## Data to process

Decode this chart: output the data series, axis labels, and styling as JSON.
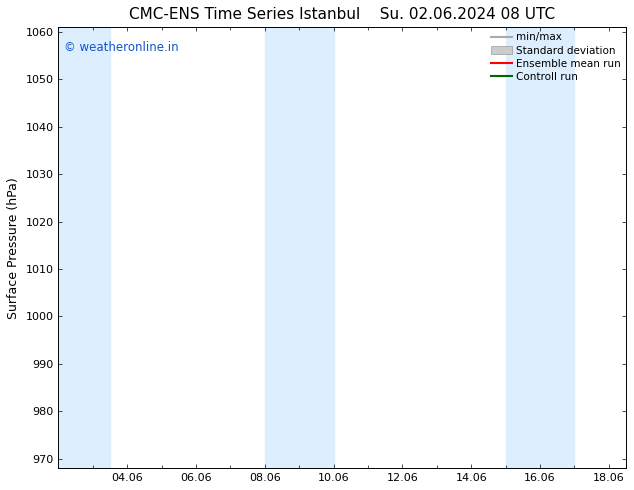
{
  "title_left": "CMC-ENS Time Series Istanbul",
  "title_right": "Su. 02.06.2024 08 UTC",
  "ylabel": "Surface Pressure (hPa)",
  "ylim": [
    968,
    1061
  ],
  "yticks": [
    970,
    980,
    990,
    1000,
    1010,
    1020,
    1030,
    1040,
    1050,
    1060
  ],
  "xlim_start": 2.0,
  "xlim_end": 18.5,
  "xtick_labels": [
    "04.06",
    "06.06",
    "08.06",
    "10.06",
    "12.06",
    "14.06",
    "16.06",
    "18.06"
  ],
  "xtick_positions": [
    4.0,
    6.0,
    8.0,
    10.0,
    12.0,
    14.0,
    16.0,
    18.0
  ],
  "shaded_bands": [
    {
      "x_start": 2.0,
      "x_end": 3.5
    },
    {
      "x_start": 8.0,
      "x_end": 10.0
    },
    {
      "x_start": 15.0,
      "x_end": 17.0
    }
  ],
  "shade_color": "#ddeeff",
  "background_color": "#ffffff",
  "watermark_text": "© weatheronline.in",
  "watermark_color": "#1155cc",
  "legend_items": [
    {
      "label": "min/max",
      "color": "#aaaaaa",
      "style": "line"
    },
    {
      "label": "Standard deviation",
      "color": "#cccccc",
      "style": "fill"
    },
    {
      "label": "Ensemble mean run",
      "color": "#ff0000",
      "style": "line"
    },
    {
      "label": "Controll run",
      "color": "#006600",
      "style": "line"
    }
  ],
  "title_fontsize": 11,
  "tick_fontsize": 8,
  "ylabel_fontsize": 9,
  "legend_fontsize": 7.5
}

## Given exercise
Reproduce the listing exactly. Leave its pictures out.

## Response for this exercise
Decode this chart: output the data series, axis labels, and styling as JSON.
{
  "title_left": "CMC-ENS Time Series Istanbul",
  "title_right": "Su. 02.06.2024 08 UTC",
  "ylabel": "Surface Pressure (hPa)",
  "ylim": [
    968,
    1061
  ],
  "yticks": [
    970,
    980,
    990,
    1000,
    1010,
    1020,
    1030,
    1040,
    1050,
    1060
  ],
  "xlim_start": 2.0,
  "xlim_end": 18.5,
  "xtick_labels": [
    "04.06",
    "06.06",
    "08.06",
    "10.06",
    "12.06",
    "14.06",
    "16.06",
    "18.06"
  ],
  "xtick_positions": [
    4.0,
    6.0,
    8.0,
    10.0,
    12.0,
    14.0,
    16.0,
    18.0
  ],
  "shaded_bands": [
    {
      "x_start": 2.0,
      "x_end": 3.5
    },
    {
      "x_start": 8.0,
      "x_end": 10.0
    },
    {
      "x_start": 15.0,
      "x_end": 17.0
    }
  ],
  "shade_color": "#ddeeff",
  "background_color": "#ffffff",
  "watermark_text": "© weatheronline.in",
  "watermark_color": "#1155cc",
  "legend_items": [
    {
      "label": "min/max",
      "color": "#aaaaaa",
      "style": "line"
    },
    {
      "label": "Standard deviation",
      "color": "#cccccc",
      "style": "fill"
    },
    {
      "label": "Ensemble mean run",
      "color": "#ff0000",
      "style": "line"
    },
    {
      "label": "Controll run",
      "color": "#006600",
      "style": "line"
    }
  ],
  "title_fontsize": 11,
  "tick_fontsize": 8,
  "ylabel_fontsize": 9,
  "legend_fontsize": 7.5
}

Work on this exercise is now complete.